-- begin --
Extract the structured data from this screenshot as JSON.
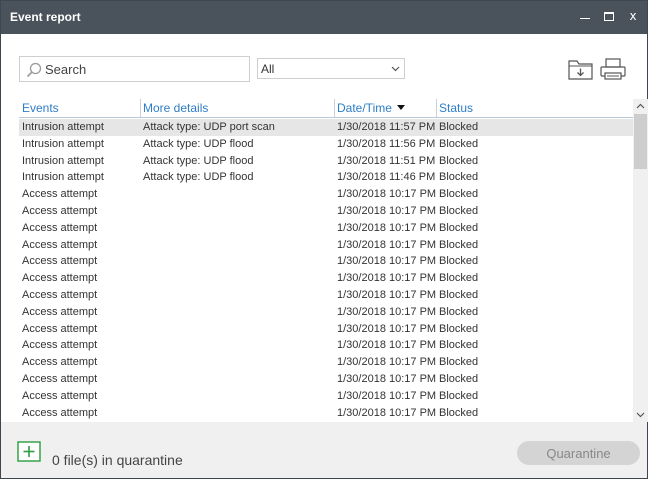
{
  "window": {
    "title": "Event report",
    "controls": {
      "minimize": "minimize-icon",
      "maximize": "maximize-icon",
      "close": "x"
    }
  },
  "toolbar": {
    "search_placeholder": "Search",
    "search_value": "",
    "filter_value": "All",
    "export_icon": "folder-download-icon",
    "print_icon": "printer-icon"
  },
  "table": {
    "columns": [
      "Events",
      "More details",
      "Date/Time",
      "Status"
    ],
    "sorted_column": "Date/Time",
    "sort_direction": "descending",
    "selected_row": 0,
    "rows": [
      [
        "Intrusion attempt",
        "Attack type: UDP port scan",
        "1/30/2018 11:57 PM",
        "Blocked"
      ],
      [
        "Intrusion attempt",
        "Attack type: UDP flood",
        "1/30/2018 11:56 PM",
        "Blocked"
      ],
      [
        "Intrusion attempt",
        "Attack type: UDP flood",
        "1/30/2018 11:51 PM",
        "Blocked"
      ],
      [
        "Intrusion attempt",
        "Attack type: UDP flood",
        "1/30/2018 11:46 PM",
        "Blocked"
      ],
      [
        "Access attempt",
        "",
        "1/30/2018 10:17 PM",
        "Blocked"
      ],
      [
        "Access attempt",
        "",
        "1/30/2018 10:17 PM",
        "Blocked"
      ],
      [
        "Access attempt",
        "",
        "1/30/2018 10:17 PM",
        "Blocked"
      ],
      [
        "Access attempt",
        "",
        "1/30/2018 10:17 PM",
        "Blocked"
      ],
      [
        "Access attempt",
        "",
        "1/30/2018 10:17 PM",
        "Blocked"
      ],
      [
        "Access attempt",
        "",
        "1/30/2018 10:17 PM",
        "Blocked"
      ],
      [
        "Access attempt",
        "",
        "1/30/2018 10:17 PM",
        "Blocked"
      ],
      [
        "Access attempt",
        "",
        "1/30/2018 10:17 PM",
        "Blocked"
      ],
      [
        "Access attempt",
        "",
        "1/30/2018 10:17 PM",
        "Blocked"
      ],
      [
        "Access attempt",
        "",
        "1/30/2018 10:17 PM",
        "Blocked"
      ],
      [
        "Access attempt",
        "",
        "1/30/2018 10:17 PM",
        "Blocked"
      ],
      [
        "Access attempt",
        "",
        "1/30/2018 10:17 PM",
        "Blocked"
      ],
      [
        "Access attempt",
        "",
        "1/30/2018 10:17 PM",
        "Blocked"
      ],
      [
        "Access attempt",
        "",
        "1/30/2018 10:17 PM",
        "Blocked"
      ]
    ]
  },
  "footer": {
    "add_icon": "plus-icon",
    "quarantine_count": "0 file(s) in quarantine",
    "quarantine_button": "Quarantine"
  },
  "colors": {
    "titlebar": "#4a535b",
    "header_text": "#2e7dc6",
    "selected_row": "#e6e6e6",
    "add_icon": "#2a9d3f",
    "footer_bg": "#f0f0f0"
  }
}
-- end --
* _Aim of the exercise_: Without the pictures, repeat all the records word for word.

* _Solved exercise_:
Extract the structured data from this screenshot as JSON.
{
  "window": {
    "title": "Event report",
    "controls": {
      "minimize": "minimize-icon",
      "maximize": "maximize-icon",
      "close": "x"
    }
  },
  "toolbar": {
    "search_placeholder": "Search",
    "search_value": "",
    "filter_value": "All",
    "export_icon": "folder-download-icon",
    "print_icon": "printer-icon"
  },
  "table": {
    "columns": [
      "Events",
      "More details",
      "Date/Time",
      "Status"
    ],
    "sorted_column": "Date/Time",
    "sort_direction": "descending",
    "selected_row": 0,
    "rows": [
      [
        "Intrusion attempt",
        "Attack type: UDP port scan",
        "1/30/2018 11:57 PM",
        "Blocked"
      ],
      [
        "Intrusion attempt",
        "Attack type: UDP flood",
        "1/30/2018 11:56 PM",
        "Blocked"
      ],
      [
        "Intrusion attempt",
        "Attack type: UDP flood",
        "1/30/2018 11:51 PM",
        "Blocked"
      ],
      [
        "Intrusion attempt",
        "Attack type: UDP flood",
        "1/30/2018 11:46 PM",
        "Blocked"
      ],
      [
        "Access attempt",
        "",
        "1/30/2018 10:17 PM",
        "Blocked"
      ],
      [
        "Access attempt",
        "",
        "1/30/2018 10:17 PM",
        "Blocked"
      ],
      [
        "Access attempt",
        "",
        "1/30/2018 10:17 PM",
        "Blocked"
      ],
      [
        "Access attempt",
        "",
        "1/30/2018 10:17 PM",
        "Blocked"
      ],
      [
        "Access attempt",
        "",
        "1/30/2018 10:17 PM",
        "Blocked"
      ],
      [
        "Access attempt",
        "",
        "1/30/2018 10:17 PM",
        "Blocked"
      ],
      [
        "Access attempt",
        "",
        "1/30/2018 10:17 PM",
        "Blocked"
      ],
      [
        "Access attempt",
        "",
        "1/30/2018 10:17 PM",
        "Blocked"
      ],
      [
        "Access attempt",
        "",
        "1/30/2018 10:17 PM",
        "Blocked"
      ],
      [
        "Access attempt",
        "",
        "1/30/2018 10:17 PM",
        "Blocked"
      ],
      [
        "Access attempt",
        "",
        "1/30/2018 10:17 PM",
        "Blocked"
      ],
      [
        "Access attempt",
        "",
        "1/30/2018 10:17 PM",
        "Blocked"
      ],
      [
        "Access attempt",
        "",
        "1/30/2018 10:17 PM",
        "Blocked"
      ],
      [
        "Access attempt",
        "",
        "1/30/2018 10:17 PM",
        "Blocked"
      ]
    ]
  },
  "footer": {
    "add_icon": "plus-icon",
    "quarantine_count": "0 file(s) in quarantine",
    "quarantine_button": "Quarantine"
  },
  "colors": {
    "titlebar": "#4a535b",
    "header_text": "#2e7dc6",
    "selected_row": "#e6e6e6",
    "add_icon": "#2a9d3f",
    "footer_bg": "#f0f0f0"
  }
}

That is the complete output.